▶ **Aim of the exercise**
Reproduce the data word for word, from its first line up to and including the line with "Text: 2:4:: 2:4: [390,494,444,522]".

-------

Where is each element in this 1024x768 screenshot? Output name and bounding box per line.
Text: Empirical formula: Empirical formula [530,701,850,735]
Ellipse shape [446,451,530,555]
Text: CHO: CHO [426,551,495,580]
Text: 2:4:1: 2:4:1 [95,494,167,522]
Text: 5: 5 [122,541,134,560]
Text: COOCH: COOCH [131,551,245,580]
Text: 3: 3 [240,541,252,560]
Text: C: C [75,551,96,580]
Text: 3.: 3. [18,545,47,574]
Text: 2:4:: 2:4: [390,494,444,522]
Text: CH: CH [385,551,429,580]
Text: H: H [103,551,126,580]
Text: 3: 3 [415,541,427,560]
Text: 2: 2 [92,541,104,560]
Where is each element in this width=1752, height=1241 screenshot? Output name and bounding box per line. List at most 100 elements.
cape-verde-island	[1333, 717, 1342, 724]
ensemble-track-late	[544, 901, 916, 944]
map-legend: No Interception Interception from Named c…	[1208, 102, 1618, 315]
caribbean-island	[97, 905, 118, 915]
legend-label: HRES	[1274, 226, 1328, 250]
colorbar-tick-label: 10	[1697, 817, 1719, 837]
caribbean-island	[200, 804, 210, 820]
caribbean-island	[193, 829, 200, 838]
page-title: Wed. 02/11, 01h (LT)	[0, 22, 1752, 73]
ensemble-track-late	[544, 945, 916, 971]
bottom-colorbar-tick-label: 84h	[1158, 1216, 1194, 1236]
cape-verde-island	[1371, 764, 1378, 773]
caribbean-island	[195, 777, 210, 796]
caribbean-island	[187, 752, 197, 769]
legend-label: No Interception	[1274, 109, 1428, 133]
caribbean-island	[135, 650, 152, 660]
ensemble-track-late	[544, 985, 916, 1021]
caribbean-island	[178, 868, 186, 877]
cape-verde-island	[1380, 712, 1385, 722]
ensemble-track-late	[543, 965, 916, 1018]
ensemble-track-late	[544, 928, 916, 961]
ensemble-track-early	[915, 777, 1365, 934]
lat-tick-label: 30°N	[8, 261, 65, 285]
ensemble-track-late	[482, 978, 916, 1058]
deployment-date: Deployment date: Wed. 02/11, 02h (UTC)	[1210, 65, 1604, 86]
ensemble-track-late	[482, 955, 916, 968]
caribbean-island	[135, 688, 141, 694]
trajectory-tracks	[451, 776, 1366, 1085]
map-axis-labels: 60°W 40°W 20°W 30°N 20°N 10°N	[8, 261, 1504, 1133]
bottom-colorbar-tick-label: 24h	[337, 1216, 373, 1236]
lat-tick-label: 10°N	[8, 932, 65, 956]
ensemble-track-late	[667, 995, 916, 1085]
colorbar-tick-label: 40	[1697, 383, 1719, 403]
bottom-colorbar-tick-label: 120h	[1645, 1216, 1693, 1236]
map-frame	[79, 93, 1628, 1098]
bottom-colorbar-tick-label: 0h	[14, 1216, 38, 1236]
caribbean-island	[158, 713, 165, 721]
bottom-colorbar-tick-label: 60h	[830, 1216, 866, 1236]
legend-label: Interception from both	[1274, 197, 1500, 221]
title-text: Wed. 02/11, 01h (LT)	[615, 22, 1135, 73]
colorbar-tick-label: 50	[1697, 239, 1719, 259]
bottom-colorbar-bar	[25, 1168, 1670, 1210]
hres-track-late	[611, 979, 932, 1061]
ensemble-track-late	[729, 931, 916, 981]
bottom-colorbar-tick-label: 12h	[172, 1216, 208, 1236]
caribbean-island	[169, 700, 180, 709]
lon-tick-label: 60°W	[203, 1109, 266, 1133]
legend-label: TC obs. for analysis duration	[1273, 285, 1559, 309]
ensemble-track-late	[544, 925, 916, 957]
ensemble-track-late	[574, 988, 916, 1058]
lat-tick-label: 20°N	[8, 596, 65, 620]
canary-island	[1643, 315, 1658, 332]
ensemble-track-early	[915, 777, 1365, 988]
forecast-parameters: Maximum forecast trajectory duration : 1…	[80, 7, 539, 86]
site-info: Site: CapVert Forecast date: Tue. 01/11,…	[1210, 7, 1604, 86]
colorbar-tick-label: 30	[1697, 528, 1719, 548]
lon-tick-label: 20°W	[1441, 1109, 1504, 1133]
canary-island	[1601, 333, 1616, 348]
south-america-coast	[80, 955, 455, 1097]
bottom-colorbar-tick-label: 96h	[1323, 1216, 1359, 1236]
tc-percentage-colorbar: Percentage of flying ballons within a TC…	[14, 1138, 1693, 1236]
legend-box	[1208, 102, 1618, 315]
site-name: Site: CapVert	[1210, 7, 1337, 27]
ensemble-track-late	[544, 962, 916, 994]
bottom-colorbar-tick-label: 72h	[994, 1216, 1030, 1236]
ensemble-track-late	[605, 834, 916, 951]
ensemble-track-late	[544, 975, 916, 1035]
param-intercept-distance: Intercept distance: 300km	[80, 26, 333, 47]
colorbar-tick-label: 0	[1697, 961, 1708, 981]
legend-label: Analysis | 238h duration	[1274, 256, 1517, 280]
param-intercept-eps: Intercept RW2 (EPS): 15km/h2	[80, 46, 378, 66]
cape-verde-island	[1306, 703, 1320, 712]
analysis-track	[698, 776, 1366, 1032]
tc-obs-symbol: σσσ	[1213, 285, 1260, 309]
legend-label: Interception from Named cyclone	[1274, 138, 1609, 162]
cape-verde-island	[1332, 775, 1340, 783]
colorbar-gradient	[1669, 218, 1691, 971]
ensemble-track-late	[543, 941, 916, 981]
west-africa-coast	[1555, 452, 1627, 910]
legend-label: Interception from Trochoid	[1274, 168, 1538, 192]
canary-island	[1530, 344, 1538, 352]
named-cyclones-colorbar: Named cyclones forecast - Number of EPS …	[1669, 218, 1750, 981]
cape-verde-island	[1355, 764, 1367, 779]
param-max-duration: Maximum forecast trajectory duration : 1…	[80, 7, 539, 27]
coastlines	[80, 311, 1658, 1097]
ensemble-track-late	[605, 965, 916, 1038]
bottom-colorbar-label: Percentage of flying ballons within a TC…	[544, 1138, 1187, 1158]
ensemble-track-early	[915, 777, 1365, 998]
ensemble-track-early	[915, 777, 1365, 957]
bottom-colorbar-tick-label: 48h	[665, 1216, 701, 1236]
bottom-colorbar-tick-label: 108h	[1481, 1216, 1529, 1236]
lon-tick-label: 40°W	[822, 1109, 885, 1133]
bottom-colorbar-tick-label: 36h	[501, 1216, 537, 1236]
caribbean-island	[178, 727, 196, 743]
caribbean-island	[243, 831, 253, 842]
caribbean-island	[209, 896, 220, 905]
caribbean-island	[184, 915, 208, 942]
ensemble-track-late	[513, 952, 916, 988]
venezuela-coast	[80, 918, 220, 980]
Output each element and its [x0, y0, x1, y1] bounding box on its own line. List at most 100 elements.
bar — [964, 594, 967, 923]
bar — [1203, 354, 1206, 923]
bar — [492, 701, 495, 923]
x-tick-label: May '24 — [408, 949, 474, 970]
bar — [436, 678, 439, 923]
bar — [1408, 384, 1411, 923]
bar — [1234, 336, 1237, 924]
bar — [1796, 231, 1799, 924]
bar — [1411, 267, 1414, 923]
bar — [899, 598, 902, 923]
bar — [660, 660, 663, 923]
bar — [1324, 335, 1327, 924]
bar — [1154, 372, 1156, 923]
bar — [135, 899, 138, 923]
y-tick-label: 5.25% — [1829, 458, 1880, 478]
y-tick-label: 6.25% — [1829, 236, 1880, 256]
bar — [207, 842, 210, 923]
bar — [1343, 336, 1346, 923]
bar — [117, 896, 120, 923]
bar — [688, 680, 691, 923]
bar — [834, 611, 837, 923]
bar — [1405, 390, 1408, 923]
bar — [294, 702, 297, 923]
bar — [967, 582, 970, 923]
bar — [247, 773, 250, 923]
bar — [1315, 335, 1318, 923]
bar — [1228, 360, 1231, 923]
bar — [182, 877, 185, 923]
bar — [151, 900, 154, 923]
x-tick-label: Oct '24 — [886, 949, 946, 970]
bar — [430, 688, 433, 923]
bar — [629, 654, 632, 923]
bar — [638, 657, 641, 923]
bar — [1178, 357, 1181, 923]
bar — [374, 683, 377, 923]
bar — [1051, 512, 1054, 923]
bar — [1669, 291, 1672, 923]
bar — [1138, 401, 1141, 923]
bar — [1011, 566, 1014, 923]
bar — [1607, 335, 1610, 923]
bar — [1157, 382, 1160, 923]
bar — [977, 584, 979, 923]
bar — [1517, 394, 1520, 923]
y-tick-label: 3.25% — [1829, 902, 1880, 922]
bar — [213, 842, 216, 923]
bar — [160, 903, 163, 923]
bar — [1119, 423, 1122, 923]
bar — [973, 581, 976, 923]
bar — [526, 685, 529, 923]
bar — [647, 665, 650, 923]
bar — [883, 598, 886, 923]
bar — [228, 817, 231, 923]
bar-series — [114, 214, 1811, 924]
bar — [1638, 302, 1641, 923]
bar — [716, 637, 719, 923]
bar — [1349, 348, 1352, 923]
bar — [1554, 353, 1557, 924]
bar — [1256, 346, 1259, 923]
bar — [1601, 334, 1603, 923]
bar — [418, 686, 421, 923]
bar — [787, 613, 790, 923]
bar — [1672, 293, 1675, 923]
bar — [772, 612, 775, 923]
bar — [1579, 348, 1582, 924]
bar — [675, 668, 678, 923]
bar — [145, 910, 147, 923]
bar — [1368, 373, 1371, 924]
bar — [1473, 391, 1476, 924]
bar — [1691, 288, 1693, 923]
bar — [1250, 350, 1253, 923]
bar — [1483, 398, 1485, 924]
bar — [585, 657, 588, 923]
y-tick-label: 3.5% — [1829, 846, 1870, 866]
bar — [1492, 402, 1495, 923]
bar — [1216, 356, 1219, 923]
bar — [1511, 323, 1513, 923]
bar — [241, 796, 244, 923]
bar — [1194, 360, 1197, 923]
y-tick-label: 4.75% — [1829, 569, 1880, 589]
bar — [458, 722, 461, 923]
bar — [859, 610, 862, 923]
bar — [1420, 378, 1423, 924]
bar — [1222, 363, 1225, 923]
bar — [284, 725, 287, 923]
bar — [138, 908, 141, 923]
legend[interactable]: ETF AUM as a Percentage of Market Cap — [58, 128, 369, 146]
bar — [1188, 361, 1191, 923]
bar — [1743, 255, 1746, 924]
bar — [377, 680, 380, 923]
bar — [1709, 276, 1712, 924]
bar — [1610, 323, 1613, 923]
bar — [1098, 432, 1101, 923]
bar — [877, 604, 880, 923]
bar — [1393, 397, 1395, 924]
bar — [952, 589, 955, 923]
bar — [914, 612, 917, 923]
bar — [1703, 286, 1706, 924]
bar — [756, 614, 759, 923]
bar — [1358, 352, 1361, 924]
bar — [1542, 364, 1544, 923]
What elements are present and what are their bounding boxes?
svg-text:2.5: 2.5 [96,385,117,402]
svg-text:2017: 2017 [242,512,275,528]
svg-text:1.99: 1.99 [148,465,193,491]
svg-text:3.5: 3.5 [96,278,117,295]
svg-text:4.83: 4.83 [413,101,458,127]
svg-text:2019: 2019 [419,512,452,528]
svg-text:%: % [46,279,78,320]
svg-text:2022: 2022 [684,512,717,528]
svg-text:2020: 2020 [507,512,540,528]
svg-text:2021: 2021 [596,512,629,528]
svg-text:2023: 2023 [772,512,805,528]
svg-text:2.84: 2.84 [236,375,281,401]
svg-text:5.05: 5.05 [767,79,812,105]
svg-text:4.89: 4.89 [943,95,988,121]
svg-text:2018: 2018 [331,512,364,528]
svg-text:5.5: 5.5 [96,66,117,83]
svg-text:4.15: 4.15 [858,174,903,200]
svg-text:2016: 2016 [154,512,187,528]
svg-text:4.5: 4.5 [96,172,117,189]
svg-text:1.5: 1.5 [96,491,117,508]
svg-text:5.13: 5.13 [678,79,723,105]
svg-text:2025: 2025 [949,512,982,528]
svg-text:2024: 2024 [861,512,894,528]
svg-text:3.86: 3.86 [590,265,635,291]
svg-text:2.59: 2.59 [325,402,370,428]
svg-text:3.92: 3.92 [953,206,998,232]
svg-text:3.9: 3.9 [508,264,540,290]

-------

▶ **Finished task**
Where is each element in this 1024x768 screenshot? Output name and bounding box per line.
Text: Empirical formula: Empirical formula [530,701,850,735]
Ellipse shape [446,451,530,555]
Text: CHO: CHO [426,551,495,580]
Text: 2:4:1: 2:4:1 [95,494,167,522]
Text: 5: 5 [122,541,134,560]
Text: COOCH: COOCH [131,551,245,580]
Text: 3: 3 [240,541,252,560]
Text: C: C [75,551,96,580]
Text: 3.: 3. [18,545,47,574]
Text: 2:4:: 2:4: [390,494,444,522]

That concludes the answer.